■ THE REQUEST ■
Copy out each line of the material below that holds the string "this".

------------------------------------------------

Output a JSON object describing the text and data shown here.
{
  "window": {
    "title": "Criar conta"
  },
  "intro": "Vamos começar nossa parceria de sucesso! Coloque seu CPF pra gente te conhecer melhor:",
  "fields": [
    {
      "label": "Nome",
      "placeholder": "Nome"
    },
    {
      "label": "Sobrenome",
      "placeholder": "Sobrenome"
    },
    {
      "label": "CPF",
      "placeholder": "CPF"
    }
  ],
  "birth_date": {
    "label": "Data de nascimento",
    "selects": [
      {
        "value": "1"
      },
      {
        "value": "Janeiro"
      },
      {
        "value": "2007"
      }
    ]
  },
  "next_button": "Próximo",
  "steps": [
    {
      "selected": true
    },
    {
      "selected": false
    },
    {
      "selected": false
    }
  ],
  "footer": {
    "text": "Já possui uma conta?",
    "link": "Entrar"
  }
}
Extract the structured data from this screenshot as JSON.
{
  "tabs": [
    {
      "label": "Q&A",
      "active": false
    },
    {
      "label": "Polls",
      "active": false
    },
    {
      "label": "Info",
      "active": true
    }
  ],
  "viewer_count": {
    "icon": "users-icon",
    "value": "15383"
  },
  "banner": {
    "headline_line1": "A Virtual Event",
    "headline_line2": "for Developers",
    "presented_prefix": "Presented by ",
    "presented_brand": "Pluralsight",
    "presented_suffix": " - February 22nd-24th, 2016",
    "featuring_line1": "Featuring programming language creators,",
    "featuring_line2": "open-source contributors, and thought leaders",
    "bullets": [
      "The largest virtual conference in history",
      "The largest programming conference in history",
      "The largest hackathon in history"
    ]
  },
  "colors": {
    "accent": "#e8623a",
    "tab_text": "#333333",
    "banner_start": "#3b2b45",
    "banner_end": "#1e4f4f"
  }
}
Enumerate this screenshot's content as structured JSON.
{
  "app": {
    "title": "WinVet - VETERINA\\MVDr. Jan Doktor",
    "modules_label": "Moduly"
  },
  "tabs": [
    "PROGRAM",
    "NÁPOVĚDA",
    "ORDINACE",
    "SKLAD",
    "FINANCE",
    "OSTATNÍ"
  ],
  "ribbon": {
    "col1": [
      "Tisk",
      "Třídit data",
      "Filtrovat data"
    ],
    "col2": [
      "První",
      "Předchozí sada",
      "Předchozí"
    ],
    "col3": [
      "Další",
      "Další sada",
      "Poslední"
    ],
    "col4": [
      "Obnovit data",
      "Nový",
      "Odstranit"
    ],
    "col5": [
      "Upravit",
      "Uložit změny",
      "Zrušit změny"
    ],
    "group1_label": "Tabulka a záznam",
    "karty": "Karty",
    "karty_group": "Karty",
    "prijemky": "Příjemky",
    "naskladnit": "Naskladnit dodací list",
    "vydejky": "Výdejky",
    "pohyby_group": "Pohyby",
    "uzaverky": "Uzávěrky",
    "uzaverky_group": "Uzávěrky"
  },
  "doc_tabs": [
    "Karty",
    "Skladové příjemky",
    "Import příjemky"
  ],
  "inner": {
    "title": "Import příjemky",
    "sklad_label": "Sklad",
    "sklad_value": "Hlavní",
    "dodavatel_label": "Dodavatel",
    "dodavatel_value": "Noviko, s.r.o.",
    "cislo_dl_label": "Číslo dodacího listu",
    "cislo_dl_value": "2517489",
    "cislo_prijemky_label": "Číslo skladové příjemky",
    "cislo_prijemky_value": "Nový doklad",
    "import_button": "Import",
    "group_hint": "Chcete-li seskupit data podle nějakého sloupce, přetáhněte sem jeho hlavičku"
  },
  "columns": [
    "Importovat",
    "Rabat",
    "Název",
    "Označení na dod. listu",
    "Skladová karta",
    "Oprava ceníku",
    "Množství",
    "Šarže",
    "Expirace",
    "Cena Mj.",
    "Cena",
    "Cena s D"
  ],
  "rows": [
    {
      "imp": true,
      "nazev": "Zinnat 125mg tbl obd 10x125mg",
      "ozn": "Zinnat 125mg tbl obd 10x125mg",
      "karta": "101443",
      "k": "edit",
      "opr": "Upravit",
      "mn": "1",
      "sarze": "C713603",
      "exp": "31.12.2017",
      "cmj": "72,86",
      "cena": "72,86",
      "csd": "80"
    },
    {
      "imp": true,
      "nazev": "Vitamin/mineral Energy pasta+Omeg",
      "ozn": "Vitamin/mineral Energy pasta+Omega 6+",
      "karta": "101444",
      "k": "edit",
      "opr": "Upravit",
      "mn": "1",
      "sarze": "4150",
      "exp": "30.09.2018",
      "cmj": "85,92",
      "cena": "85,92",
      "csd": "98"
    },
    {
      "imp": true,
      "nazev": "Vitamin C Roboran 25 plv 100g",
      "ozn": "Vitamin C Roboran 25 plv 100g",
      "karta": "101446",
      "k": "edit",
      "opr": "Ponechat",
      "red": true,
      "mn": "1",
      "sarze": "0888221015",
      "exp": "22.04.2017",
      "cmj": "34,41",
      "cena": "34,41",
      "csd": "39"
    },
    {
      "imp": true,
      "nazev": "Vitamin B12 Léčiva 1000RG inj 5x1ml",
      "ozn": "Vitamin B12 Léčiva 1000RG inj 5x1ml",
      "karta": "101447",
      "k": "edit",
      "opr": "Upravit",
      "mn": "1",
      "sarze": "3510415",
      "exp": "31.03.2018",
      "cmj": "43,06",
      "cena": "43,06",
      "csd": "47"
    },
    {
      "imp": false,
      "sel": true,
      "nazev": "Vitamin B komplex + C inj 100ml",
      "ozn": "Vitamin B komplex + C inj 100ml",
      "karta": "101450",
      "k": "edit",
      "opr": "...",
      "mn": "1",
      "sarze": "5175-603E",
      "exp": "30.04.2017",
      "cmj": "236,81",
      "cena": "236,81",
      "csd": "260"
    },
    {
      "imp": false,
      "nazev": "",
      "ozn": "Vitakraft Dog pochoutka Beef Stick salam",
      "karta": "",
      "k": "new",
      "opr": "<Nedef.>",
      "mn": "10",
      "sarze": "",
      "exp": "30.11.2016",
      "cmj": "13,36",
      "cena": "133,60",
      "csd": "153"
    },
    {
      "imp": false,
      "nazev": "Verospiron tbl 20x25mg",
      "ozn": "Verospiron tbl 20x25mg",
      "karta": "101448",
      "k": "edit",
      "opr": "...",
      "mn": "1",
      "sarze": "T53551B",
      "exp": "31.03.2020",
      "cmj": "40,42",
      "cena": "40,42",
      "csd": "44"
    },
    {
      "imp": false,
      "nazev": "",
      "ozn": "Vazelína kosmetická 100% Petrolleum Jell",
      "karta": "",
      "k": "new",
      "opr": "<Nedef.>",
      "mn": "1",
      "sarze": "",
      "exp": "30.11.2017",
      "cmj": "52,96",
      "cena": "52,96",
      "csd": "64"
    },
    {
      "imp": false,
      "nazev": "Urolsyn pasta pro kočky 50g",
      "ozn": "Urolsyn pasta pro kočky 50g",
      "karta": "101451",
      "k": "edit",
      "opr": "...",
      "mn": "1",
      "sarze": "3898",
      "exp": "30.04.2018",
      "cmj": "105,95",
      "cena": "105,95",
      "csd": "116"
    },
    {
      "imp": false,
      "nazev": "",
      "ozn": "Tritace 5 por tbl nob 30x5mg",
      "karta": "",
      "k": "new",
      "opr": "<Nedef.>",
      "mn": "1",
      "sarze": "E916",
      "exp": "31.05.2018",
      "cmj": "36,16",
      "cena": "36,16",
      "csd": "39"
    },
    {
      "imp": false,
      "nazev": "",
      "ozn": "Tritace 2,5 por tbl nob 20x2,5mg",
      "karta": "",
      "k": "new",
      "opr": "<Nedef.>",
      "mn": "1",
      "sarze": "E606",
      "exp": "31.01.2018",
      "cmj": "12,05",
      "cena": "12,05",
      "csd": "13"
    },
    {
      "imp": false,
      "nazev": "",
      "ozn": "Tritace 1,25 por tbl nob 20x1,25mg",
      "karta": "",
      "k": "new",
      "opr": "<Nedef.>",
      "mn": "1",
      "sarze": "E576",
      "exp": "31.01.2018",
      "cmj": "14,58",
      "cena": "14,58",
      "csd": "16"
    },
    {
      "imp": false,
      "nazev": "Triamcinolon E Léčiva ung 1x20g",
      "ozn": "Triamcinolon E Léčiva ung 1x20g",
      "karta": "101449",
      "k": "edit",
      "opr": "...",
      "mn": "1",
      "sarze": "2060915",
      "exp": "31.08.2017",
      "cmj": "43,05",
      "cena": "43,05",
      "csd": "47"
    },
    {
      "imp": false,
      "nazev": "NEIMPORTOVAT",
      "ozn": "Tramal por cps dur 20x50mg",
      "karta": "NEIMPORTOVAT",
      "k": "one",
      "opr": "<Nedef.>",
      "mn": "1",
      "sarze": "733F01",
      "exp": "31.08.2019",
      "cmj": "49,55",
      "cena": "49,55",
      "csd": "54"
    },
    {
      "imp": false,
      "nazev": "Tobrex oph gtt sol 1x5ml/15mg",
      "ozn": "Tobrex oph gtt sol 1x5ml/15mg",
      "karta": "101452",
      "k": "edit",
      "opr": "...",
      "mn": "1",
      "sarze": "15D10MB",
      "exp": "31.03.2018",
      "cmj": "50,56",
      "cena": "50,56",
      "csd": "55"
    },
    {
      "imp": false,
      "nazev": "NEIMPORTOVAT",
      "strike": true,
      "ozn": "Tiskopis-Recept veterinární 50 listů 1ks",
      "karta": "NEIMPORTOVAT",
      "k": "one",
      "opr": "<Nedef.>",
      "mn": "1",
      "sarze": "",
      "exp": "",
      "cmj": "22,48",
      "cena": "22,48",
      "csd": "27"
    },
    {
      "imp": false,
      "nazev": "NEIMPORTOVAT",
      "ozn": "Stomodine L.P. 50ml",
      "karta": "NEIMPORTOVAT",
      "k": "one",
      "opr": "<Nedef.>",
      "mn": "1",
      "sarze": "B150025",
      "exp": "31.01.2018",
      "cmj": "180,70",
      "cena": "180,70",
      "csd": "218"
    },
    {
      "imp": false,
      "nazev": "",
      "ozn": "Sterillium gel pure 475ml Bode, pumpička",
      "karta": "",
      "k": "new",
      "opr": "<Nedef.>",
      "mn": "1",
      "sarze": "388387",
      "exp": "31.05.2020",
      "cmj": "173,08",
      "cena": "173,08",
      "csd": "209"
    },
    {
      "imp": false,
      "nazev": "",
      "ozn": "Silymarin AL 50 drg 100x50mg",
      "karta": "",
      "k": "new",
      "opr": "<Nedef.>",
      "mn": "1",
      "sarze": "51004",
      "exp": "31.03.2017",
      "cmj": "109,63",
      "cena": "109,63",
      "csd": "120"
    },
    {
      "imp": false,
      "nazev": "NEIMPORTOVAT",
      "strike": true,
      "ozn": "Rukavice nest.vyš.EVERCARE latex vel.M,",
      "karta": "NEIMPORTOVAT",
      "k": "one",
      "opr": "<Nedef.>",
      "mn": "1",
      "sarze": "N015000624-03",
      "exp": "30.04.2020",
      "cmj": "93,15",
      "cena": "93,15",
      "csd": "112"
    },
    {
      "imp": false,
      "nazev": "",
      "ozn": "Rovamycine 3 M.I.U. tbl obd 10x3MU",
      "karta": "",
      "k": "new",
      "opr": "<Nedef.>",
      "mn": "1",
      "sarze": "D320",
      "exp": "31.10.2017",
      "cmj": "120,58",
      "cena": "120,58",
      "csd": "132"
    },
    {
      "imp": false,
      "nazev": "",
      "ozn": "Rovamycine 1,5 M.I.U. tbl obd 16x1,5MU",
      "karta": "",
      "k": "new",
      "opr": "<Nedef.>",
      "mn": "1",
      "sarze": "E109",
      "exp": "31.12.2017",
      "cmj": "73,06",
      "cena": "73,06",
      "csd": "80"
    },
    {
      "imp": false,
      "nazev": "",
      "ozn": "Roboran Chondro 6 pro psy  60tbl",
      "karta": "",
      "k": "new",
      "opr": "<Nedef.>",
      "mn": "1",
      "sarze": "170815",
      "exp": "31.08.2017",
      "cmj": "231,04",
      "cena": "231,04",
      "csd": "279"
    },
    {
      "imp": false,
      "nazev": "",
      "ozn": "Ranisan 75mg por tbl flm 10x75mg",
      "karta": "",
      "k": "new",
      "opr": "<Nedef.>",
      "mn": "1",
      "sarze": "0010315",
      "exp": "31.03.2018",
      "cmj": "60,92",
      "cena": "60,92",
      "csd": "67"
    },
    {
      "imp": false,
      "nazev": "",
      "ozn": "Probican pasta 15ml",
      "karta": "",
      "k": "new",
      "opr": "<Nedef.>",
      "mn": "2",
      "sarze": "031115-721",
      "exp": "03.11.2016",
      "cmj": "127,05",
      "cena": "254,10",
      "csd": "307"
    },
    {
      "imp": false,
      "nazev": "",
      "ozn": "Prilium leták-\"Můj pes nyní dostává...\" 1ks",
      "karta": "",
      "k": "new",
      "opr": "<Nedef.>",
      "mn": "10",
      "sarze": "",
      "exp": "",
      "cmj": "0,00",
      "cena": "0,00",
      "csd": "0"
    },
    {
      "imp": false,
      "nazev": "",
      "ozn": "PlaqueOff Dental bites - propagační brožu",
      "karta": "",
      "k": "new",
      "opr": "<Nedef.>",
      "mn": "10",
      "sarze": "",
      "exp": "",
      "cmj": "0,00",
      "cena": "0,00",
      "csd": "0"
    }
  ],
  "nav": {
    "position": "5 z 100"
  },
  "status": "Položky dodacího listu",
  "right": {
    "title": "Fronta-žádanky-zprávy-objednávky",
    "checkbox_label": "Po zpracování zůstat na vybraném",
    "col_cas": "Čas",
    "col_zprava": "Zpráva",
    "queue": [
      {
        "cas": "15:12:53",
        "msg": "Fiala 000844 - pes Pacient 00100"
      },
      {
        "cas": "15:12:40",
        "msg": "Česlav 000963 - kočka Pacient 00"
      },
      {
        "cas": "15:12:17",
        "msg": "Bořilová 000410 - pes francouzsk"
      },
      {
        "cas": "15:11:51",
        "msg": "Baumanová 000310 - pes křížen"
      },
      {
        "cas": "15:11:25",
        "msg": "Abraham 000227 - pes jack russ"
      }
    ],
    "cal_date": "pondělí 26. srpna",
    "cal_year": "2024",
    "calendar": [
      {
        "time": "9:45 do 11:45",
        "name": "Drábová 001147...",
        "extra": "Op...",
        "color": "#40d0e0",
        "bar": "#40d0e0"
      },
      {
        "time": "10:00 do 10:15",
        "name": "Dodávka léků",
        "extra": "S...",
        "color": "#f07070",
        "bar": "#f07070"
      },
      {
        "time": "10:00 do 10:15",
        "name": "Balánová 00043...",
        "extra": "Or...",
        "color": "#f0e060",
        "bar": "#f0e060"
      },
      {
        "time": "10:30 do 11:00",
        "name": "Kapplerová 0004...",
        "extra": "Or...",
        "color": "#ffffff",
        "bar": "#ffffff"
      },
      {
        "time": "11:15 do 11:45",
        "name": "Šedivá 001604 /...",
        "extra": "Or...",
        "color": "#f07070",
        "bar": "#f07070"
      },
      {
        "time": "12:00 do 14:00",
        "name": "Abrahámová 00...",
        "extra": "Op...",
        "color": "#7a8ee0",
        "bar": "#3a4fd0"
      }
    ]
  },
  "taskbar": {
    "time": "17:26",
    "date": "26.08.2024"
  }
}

------------------------------------------------

■ EXPECTED ANSWER ■
Extract the structured data from this screenshot as JSON.
Enumerate this screenshot's content as structured JSON.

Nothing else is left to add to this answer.